↓↓↓

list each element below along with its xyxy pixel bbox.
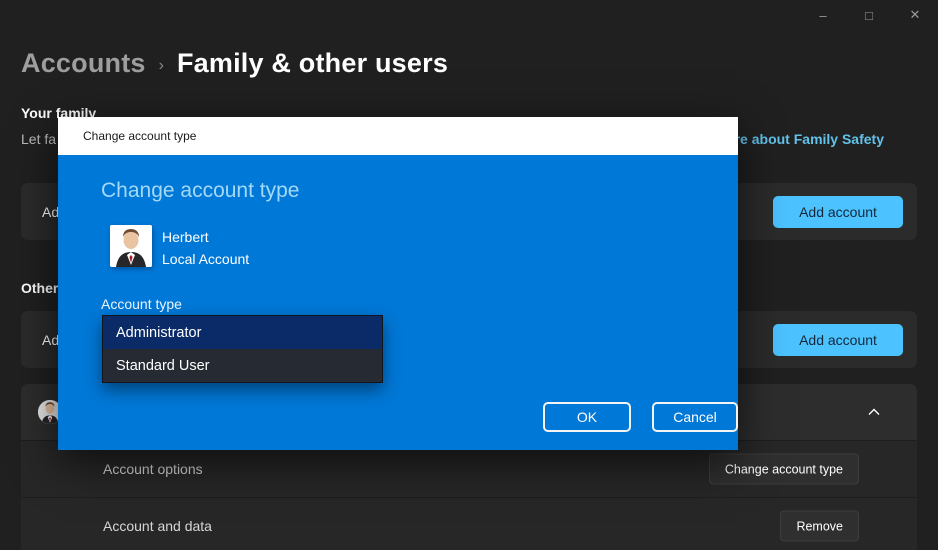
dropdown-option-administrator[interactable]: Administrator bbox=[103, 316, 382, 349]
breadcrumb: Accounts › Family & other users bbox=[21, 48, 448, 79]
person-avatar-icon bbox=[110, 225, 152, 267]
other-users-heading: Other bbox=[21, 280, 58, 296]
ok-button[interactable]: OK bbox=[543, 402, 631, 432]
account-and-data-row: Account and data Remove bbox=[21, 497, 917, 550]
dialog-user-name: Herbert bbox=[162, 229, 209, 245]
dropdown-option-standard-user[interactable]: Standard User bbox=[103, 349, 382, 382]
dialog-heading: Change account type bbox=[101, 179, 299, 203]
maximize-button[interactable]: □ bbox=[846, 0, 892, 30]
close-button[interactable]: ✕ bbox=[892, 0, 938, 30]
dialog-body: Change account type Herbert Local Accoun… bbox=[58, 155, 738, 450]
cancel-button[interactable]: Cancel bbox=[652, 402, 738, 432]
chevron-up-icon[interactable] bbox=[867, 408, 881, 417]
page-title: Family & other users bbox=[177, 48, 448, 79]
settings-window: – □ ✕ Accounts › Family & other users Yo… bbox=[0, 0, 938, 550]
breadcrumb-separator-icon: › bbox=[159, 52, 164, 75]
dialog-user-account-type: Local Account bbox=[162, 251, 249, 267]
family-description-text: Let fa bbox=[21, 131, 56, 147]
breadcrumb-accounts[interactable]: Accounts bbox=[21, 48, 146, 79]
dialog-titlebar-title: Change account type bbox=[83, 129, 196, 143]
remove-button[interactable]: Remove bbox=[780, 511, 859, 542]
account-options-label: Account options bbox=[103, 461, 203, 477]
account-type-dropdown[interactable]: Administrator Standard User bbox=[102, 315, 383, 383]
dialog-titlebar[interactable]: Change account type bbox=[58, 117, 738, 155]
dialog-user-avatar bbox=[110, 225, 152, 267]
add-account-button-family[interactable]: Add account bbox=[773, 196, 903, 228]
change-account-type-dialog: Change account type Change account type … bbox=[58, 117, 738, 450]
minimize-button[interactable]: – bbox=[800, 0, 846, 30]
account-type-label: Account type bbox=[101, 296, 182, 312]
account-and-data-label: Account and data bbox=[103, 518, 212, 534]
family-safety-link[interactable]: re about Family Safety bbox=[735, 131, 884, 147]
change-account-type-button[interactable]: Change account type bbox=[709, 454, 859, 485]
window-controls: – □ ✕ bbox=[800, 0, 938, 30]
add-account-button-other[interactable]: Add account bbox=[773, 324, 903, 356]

↑↑↑
↓↓↓

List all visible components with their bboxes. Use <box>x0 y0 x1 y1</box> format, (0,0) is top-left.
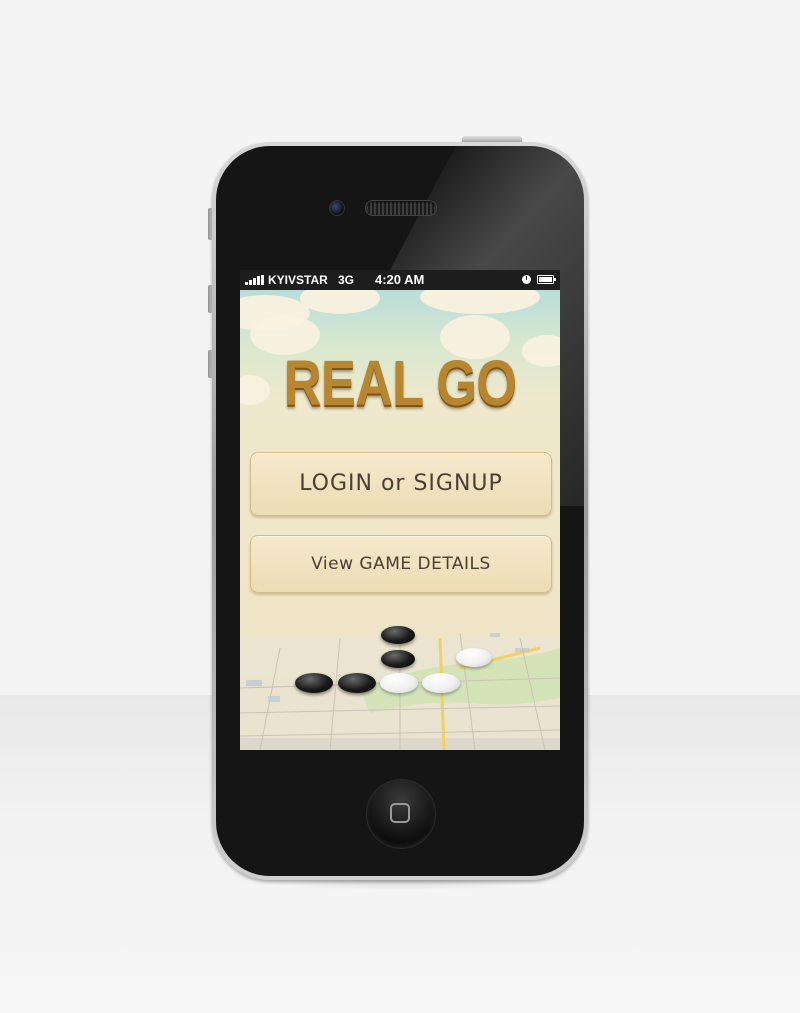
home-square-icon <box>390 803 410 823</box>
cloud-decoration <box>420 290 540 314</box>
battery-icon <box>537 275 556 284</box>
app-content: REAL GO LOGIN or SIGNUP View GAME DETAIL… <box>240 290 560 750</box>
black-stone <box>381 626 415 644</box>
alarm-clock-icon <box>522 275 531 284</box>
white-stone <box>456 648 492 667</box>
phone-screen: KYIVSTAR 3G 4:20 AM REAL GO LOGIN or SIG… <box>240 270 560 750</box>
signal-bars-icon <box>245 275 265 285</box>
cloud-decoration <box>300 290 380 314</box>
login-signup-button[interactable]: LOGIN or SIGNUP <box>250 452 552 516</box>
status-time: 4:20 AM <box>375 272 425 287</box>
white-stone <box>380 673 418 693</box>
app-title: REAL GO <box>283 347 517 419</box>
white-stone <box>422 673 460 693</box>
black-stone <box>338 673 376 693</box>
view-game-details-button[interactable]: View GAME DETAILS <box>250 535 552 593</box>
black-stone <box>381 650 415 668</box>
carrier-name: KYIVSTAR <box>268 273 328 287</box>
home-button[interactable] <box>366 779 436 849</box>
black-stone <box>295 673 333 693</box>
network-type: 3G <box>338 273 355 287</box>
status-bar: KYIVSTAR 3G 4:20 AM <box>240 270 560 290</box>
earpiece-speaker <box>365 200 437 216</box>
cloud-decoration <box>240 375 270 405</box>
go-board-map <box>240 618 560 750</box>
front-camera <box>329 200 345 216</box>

↑↑↑

**EXERCISE DETAILS**: Rewrite the listing from the line containing "316, 382, 349]" through the line containing "minimize-button[interactable]: – bbox=[800, 0, 846, 30]", both included, as a JSON list of strings with one string per line and no blank lines.

**CORRECT OUTPUT**:
[
  "dropdown-option-administrator[interactable]: Administrator bbox=[103, 316, 382, 349]",
  "breadcrumb: Accounts › Family & other users bbox=[21, 48, 448, 79]",
  "person-avatar-icon bbox=[110, 225, 152, 267]",
  "other-users-heading: Other bbox=[21, 280, 58, 296]",
  "ok-button[interactable]: OK bbox=[543, 402, 631, 432]",
  "account-and-data-row: Account and data Remove bbox=[21, 497, 917, 550]",
  "dialog-user-name: Herbert bbox=[162, 229, 209, 245]",
  "dropdown-option-standard-user[interactable]: Standard User bbox=[103, 349, 382, 382]",
  "dialog-heading: Change account type bbox=[101, 179, 299, 203]",
  "maximize-button[interactable]: □ bbox=[846, 0, 892, 30]",
  "close-button[interactable]: ✕ bbox=[892, 0, 938, 30]",
  "dialog-body: Change account type Herbert Local Accoun… bbox=[58, 155, 738, 450]",
  "cancel-button[interactable]: Cancel bbox=[652, 402, 738, 432]",
  "chevron-up-icon[interactable] bbox=[867, 408, 881, 417]",
  "page-title: Family & other users bbox=[177, 48, 448, 79]",
  "settings-window: – □ ✕ Accounts › Family & other users Yo… bbox=[0, 0, 938, 550]",
  "breadcrumb-separator-icon: › bbox=[159, 52, 164, 75]",
  "dialog-user-account-type: Local Account bbox=[162, 251, 249, 267]",
  "family-description-text: Let fa bbox=[21, 131, 56, 147]",
  "breadcrumb-accounts[interactable]: Accounts bbox=[21, 48, 146, 79]",
  "dialog-titlebar-title: Change account type bbox=[83, 129, 196, 143]",
  "remove-button[interactable]: Remove bbox=[780, 511, 859, 542]",
  "account-options-label: Account options bbox=[103, 461, 203, 477]",
  "account-type-dropdown[interactable]: Administrator Standard User bbox=[102, 315, 383, 383]",
  "dialog-titlebar[interactable]: Change account type bbox=[58, 117, 738, 155]",
  "dialog-user-avatar bbox=[110, 225, 152, 267]",
  "add-account-button-family[interactable]: Add account bbox=[773, 196, 903, 228]",
  "change-account-type-dialog: Change account type Change account type … bbox=[58, 117, 738, 450]",
  "minimize-button[interactable]: – bbox=[800, 0, 846, 30]"
]